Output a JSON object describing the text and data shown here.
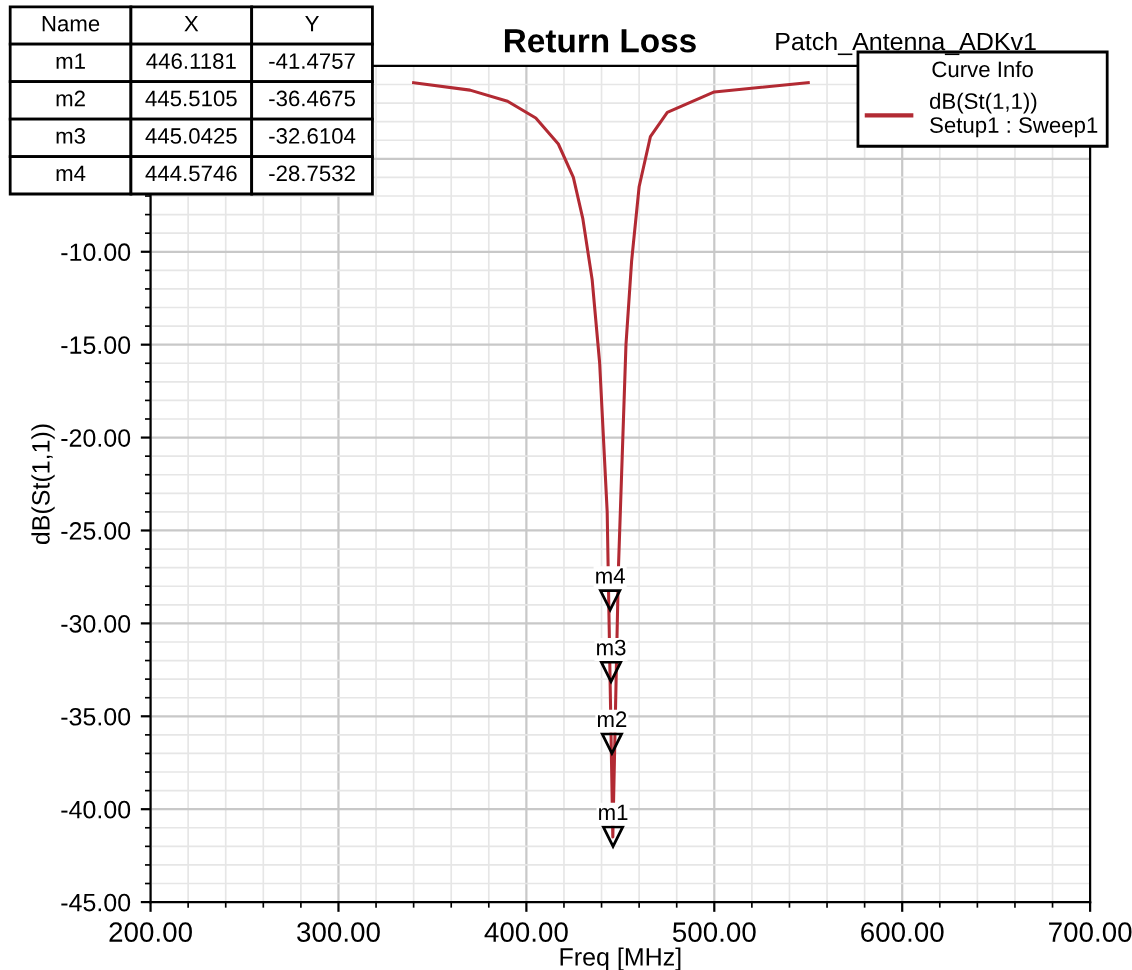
{
  "chart_data": {
    "type": "line",
    "title": "Return Loss",
    "subtitle": "Patch_Antenna_ADKv1",
    "xlabel": "Freq [MHz]",
    "ylabel": "dB(St(1,1))",
    "legend_title": "Curve Info",
    "series": [
      {
        "name": "dB(St(1,1))\nSetup1 : Sweep1",
        "color": "#b22a33",
        "x": [
          340,
          370,
          390,
          405,
          417,
          425,
          430,
          435,
          439,
          443,
          446,
          449,
          453,
          456,
          460,
          466,
          475,
          500,
          550
        ],
        "values": [
          -0.9,
          -1.3,
          -1.9,
          -2.8,
          -4.2,
          -6,
          -8.2,
          -11.5,
          -16,
          -24,
          -41.5,
          -27,
          -15,
          -10.5,
          -6.5,
          -3.8,
          -2.5,
          -1.4,
          -0.9
        ]
      }
    ],
    "annotations": [
      "Name",
      "X",
      "Y",
      "m1",
      "446.1181",
      "-41.4757",
      "m2",
      "445.5105",
      "-36.4675",
      "m3",
      "445.0425",
      "-32.6104",
      "m4",
      "444.5746",
      "-28.7532",
      {
        "text": "m1",
        "x": 446.1181,
        "y": -41.4757
      },
      {
        "text": "m2",
        "x": 445.5105,
        "y": -36.4675
      },
      {
        "text": "m3",
        "x": 445.0425,
        "y": -32.6104
      },
      {
        "text": "m4",
        "x": 444.5746,
        "y": -28.7532
      }
    ],
    "xlim": [
      200,
      700
    ],
    "xticks": [
      {
        "value": 200,
        "label": "200.00"
      },
      {
        "value": 300,
        "label": "300.00"
      },
      {
        "value": 400,
        "label": "400.00"
      },
      {
        "value": 500,
        "label": "500.00"
      },
      {
        "value": 600,
        "label": "600.00"
      },
      {
        "value": 700,
        "label": "700.00"
      }
    ],
    "ylim": [
      -45,
      0
    ],
    "yticks": [
      {
        "value": -45,
        "label": "-45.00"
      },
      {
        "value": -40,
        "label": "-40.00"
      },
      {
        "value": -35,
        "label": "-35.00"
      },
      {
        "value": -30,
        "label": "-30.00"
      },
      {
        "value": -25,
        "label": "-25.00"
      },
      {
        "value": -20,
        "label": "-20.00"
      },
      {
        "value": -15,
        "label": "-15.00"
      },
      {
        "value": -10,
        "label": "-10.00"
      },
      {
        "value": -5,
        "label": null
      },
      {
        "value": 0,
        "label": null
      }
    ],
    "grid": true,
    "legend": "top right",
    "line_style": "solid"
  }
}
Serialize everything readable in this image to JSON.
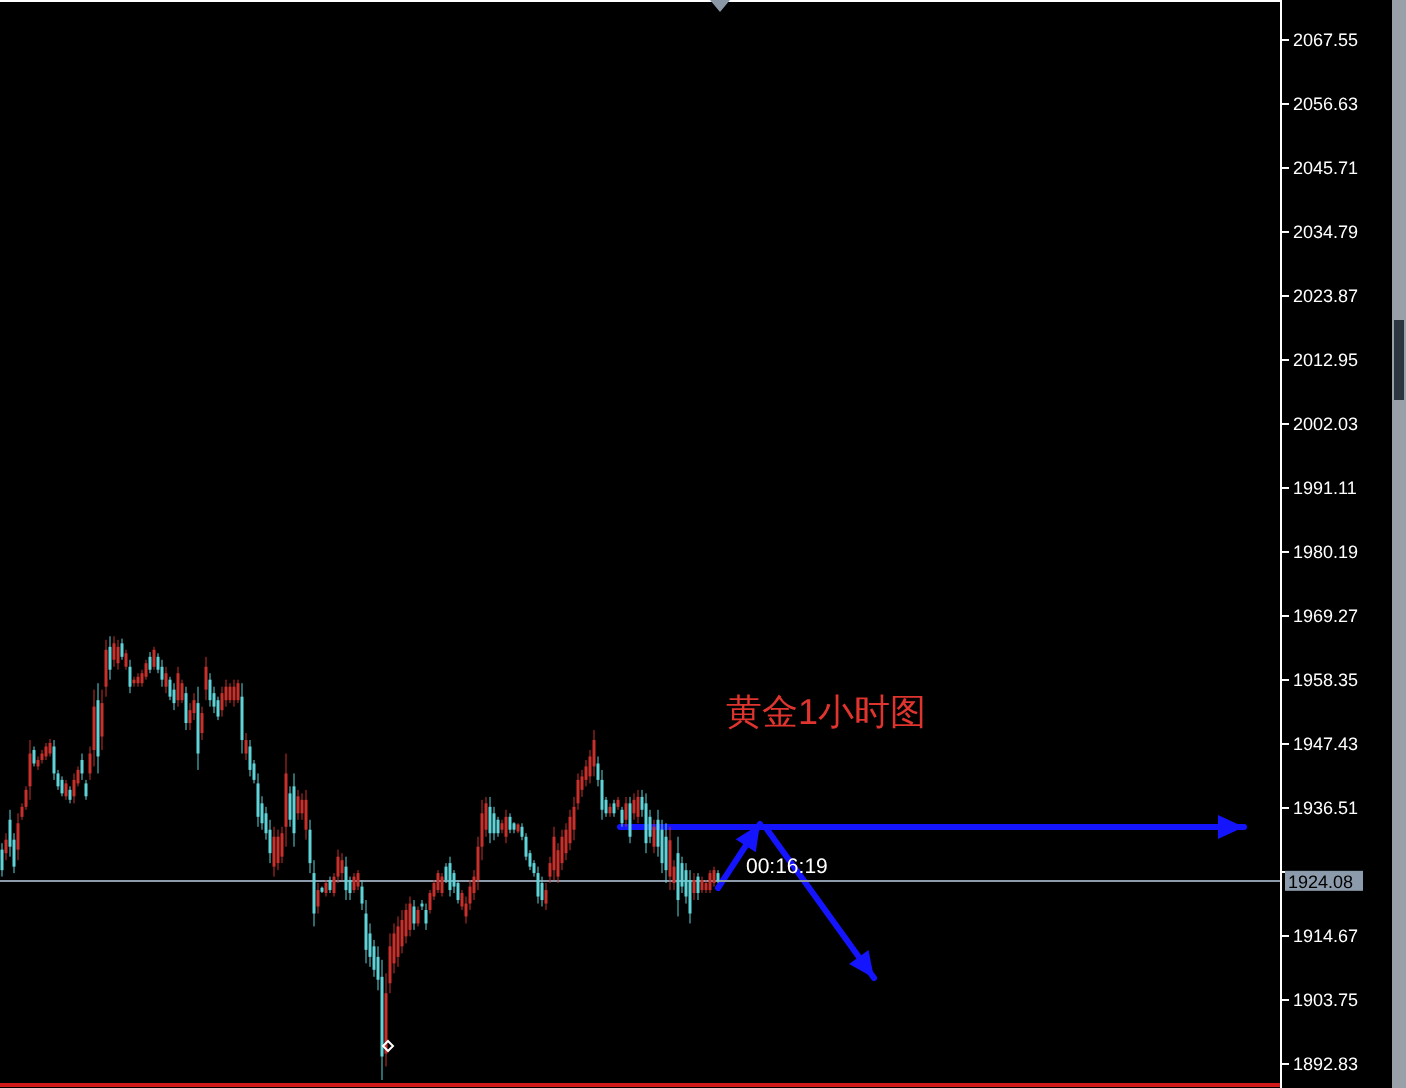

### Do this
Set each line of the records down exactly, leaving every picture out.

### Response for this exercise
Output a JSON object describing the text and data shown here.
{
  "chart_data": {
    "type": "line",
    "title": "Return Loss",
    "subtitle": "Patch_Antenna_ADKv1",
    "xlabel": "Freq [MHz]",
    "ylabel": "dB(St(1,1))",
    "legend_title": "Curve Info",
    "series": [
      {
        "name": "dB(St(1,1))\nSetup1 : Sweep1",
        "color": "#b22a33",
        "x": [
          340,
          370,
          390,
          405,
          417,
          425,
          430,
          435,
          439,
          443,
          446,
          449,
          453,
          456,
          460,
          466,
          475,
          500,
          550
        ],
        "values": [
          -0.9,
          -1.3,
          -1.9,
          -2.8,
          -4.2,
          -6,
          -8.2,
          -11.5,
          -16,
          -24,
          -41.5,
          -27,
          -15,
          -10.5,
          -6.5,
          -3.8,
          -2.5,
          -1.4,
          -0.9
        ]
      }
    ],
    "annotations": [
      "Name",
      "X",
      "Y",
      "m1",
      "446.1181",
      "-41.4757",
      "m2",
      "445.5105",
      "-36.4675",
      "m3",
      "445.0425",
      "-32.6104",
      "m4",
      "444.5746",
      "-28.7532",
      {
        "text": "m1",
        "x": 446.1181,
        "y": -41.4757
      },
      {
        "text": "m2",
        "x": 445.5105,
        "y": -36.4675
      },
      {
        "text": "m3",
        "x": 445.0425,
        "y": -32.6104
      },
      {
        "text": "m4",
        "x": 444.5746,
        "y": -28.7532
      }
    ],
    "xlim": [
      200,
      700
    ],
    "xticks": [
      {
        "value": 200,
        "label": "200.00"
      },
      {
        "value": 300,
        "label": "300.00"
      },
      {
        "value": 400,
        "label": "400.00"
      },
      {
        "value": 500,
        "label": "500.00"
      },
      {
        "value": 600,
        "label": "600.00"
      },
      {
        "value": 700,
        "label": "700.00"
      }
    ],
    "ylim": [
      -45,
      0
    ],
    "yticks": [
      {
        "value": -45,
        "label": "-45.00"
      },
      {
        "value": -40,
        "label": "-40.00"
      },
      {
        "value": -35,
        "label": "-35.00"
      },
      {
        "value": -30,
        "label": "-30.00"
      },
      {
        "value": -25,
        "label": "-25.00"
      },
      {
        "value": -20,
        "label": "-20.00"
      },
      {
        "value": -15,
        "label": "-15.00"
      },
      {
        "value": -10,
        "label": "-10.00"
      },
      {
        "value": -5,
        "label": null
      },
      {
        "value": 0,
        "label": null
      }
    ],
    "grid": true,
    "legend": "top right",
    "line_style": "solid"
  }
}
Serialize everything readable in this image to JSON.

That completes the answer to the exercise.